Each of the entries should be retyped precisely as it appears.

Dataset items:
• • • • •
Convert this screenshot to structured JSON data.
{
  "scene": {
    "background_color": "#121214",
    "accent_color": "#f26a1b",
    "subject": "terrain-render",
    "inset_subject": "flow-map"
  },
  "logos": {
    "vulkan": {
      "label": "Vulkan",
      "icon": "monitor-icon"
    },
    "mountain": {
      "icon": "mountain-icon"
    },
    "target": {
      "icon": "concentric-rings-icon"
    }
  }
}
• • • • •
→ Exercise answer
Convert this screenshot to structured JSON data.
{
  "scene": {
    "background_color": "#121214",
    "accent_color": "#f26a1b",
    "subject": "terrain-render",
    "inset_subject": "flow-map"
  },
  "logos": {
    "vulkan": {
      "label": "Vulkan",
      "icon": "monitor-icon"
    },
    "mountain": {
      "icon": "mountain-icon"
    },
    "target": {
      "icon": "concentric-rings-icon"
    }
  }
}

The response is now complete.